▶ AIM OF THE TASK
Among the entries below, count the lines where the string "address" occurs, and give only the number.

▶ LISTED ENTRIES
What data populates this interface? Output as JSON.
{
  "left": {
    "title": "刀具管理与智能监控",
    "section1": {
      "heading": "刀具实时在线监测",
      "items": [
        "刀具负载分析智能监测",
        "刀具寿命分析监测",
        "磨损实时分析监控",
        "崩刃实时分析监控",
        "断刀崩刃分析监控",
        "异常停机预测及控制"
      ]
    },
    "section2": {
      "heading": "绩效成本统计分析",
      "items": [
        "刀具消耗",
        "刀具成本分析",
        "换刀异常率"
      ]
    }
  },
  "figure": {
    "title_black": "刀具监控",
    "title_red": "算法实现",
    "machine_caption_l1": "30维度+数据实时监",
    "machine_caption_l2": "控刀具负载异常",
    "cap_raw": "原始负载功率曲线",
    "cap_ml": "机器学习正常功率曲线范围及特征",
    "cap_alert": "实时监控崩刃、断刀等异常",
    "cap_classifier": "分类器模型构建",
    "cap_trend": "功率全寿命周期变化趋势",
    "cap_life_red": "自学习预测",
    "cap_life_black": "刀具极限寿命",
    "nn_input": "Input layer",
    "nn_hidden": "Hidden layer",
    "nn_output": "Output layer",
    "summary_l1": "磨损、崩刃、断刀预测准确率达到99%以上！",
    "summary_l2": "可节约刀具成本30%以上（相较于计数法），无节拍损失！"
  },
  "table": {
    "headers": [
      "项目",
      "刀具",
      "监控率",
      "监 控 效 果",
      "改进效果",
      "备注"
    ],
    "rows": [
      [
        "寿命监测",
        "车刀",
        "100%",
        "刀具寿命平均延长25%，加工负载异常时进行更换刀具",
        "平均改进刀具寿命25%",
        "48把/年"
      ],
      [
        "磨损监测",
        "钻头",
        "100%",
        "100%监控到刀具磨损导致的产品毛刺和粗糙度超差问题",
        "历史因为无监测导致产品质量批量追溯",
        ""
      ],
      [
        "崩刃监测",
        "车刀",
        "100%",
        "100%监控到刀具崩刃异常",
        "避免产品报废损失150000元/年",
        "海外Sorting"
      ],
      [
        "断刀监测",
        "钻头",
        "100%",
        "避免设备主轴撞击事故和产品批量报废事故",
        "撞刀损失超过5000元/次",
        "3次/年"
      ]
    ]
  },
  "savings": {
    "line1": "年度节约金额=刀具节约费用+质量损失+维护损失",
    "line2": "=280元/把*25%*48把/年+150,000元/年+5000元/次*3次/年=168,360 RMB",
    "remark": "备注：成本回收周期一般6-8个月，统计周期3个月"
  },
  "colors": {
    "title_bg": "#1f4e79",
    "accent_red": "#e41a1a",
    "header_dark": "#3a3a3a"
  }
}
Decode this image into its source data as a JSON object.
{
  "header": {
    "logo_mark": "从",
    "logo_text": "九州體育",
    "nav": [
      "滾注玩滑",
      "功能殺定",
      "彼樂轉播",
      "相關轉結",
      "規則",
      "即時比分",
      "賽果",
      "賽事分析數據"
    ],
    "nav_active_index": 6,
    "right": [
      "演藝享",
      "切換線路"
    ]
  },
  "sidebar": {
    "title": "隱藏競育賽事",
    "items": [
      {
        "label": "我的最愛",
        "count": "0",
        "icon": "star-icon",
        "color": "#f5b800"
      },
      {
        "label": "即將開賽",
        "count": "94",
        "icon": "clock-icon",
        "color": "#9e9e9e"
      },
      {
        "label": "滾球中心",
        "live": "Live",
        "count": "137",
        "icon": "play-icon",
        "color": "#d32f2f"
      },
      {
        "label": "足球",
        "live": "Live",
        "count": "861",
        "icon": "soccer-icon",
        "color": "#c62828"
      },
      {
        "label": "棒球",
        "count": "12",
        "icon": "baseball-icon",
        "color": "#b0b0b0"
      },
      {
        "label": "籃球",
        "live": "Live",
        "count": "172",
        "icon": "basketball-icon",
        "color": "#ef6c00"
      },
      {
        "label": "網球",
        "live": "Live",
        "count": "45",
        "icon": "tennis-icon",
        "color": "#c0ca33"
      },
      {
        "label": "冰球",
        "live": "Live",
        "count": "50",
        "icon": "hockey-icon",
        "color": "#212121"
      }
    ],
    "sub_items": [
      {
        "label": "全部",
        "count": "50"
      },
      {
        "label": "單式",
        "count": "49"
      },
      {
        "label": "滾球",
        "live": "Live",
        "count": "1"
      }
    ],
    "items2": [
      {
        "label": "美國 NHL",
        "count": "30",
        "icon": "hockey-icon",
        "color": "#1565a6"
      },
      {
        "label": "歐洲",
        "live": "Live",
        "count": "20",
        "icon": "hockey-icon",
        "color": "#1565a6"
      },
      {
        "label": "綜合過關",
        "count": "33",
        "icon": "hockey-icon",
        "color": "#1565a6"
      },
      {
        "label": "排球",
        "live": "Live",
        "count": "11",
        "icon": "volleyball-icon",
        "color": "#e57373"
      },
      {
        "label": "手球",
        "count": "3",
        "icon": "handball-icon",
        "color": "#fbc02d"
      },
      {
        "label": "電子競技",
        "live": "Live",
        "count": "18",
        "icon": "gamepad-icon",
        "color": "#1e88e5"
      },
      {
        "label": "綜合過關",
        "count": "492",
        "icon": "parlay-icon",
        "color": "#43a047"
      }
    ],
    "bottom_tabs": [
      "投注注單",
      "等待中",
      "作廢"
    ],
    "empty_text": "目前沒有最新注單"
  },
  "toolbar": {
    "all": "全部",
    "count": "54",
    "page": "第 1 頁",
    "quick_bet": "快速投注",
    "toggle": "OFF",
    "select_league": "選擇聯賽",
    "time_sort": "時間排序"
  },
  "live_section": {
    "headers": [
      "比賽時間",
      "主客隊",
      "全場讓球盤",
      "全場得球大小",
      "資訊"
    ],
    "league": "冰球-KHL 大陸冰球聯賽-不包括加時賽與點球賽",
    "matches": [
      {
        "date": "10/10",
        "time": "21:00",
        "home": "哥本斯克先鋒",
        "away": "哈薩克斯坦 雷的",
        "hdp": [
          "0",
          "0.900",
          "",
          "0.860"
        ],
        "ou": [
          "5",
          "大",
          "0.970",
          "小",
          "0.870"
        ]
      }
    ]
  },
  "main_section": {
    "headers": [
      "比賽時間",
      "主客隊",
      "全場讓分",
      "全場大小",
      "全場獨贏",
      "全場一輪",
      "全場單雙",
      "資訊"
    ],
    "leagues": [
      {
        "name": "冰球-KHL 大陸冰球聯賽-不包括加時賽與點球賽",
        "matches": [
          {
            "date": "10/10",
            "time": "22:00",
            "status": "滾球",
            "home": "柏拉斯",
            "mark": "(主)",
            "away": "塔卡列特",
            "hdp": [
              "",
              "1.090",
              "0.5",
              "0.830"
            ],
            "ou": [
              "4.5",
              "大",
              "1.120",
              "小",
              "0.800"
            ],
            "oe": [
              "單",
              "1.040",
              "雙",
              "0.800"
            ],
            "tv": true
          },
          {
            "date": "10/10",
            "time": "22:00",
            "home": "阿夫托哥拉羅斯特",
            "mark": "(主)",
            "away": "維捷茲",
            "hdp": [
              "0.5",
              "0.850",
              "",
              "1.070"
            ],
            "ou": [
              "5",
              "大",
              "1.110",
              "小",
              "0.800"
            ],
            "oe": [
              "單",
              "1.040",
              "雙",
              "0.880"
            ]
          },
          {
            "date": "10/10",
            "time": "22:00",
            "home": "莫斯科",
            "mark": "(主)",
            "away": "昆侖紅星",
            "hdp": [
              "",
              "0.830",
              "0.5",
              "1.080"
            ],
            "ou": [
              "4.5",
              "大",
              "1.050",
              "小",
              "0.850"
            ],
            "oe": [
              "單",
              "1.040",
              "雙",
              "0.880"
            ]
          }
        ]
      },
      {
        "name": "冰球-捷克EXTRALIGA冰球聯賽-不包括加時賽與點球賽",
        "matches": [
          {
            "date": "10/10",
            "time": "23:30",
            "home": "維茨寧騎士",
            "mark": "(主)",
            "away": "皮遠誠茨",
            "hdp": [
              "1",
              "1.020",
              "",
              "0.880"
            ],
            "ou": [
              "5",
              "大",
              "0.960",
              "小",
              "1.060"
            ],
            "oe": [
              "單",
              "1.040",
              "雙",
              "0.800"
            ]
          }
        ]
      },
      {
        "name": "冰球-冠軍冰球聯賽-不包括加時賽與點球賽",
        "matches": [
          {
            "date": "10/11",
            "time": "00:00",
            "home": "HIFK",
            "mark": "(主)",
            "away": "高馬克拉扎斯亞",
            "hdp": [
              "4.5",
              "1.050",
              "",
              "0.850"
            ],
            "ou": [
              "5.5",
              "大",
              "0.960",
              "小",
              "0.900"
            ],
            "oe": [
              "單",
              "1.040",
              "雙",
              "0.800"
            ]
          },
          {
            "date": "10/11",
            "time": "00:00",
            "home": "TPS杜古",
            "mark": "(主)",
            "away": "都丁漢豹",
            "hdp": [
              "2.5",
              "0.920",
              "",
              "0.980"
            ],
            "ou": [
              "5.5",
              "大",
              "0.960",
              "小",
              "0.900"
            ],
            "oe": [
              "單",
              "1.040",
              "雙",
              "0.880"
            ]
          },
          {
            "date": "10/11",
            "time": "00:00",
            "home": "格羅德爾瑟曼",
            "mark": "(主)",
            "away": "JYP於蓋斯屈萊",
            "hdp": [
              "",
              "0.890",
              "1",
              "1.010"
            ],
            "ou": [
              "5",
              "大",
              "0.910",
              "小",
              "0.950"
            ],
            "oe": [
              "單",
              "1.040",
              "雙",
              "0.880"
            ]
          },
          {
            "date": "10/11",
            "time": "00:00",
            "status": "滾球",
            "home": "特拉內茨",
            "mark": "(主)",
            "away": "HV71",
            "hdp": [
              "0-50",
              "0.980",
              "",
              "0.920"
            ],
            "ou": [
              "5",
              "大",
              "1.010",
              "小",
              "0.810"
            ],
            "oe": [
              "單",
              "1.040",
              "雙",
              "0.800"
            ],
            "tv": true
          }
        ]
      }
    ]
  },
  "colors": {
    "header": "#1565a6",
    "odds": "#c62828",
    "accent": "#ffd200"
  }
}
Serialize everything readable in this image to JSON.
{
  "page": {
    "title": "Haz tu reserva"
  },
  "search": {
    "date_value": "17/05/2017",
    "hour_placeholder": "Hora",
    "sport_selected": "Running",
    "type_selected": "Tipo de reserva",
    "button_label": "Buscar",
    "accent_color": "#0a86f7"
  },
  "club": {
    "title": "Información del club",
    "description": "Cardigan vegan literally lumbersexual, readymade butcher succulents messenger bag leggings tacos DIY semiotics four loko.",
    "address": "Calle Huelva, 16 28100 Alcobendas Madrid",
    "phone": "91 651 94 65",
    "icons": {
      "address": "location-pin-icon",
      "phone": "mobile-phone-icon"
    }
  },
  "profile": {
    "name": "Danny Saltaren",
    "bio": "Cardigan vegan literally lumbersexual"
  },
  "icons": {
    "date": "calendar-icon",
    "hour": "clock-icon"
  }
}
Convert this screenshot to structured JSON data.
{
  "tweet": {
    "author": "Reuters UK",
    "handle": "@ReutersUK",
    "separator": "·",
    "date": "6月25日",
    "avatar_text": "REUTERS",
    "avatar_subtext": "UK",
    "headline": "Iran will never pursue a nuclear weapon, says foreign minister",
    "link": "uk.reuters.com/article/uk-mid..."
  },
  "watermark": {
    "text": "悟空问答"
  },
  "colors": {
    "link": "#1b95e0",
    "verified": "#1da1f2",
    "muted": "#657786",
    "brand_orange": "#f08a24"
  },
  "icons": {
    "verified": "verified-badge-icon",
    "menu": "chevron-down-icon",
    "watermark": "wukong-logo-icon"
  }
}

▶ TASK SOLUTION
2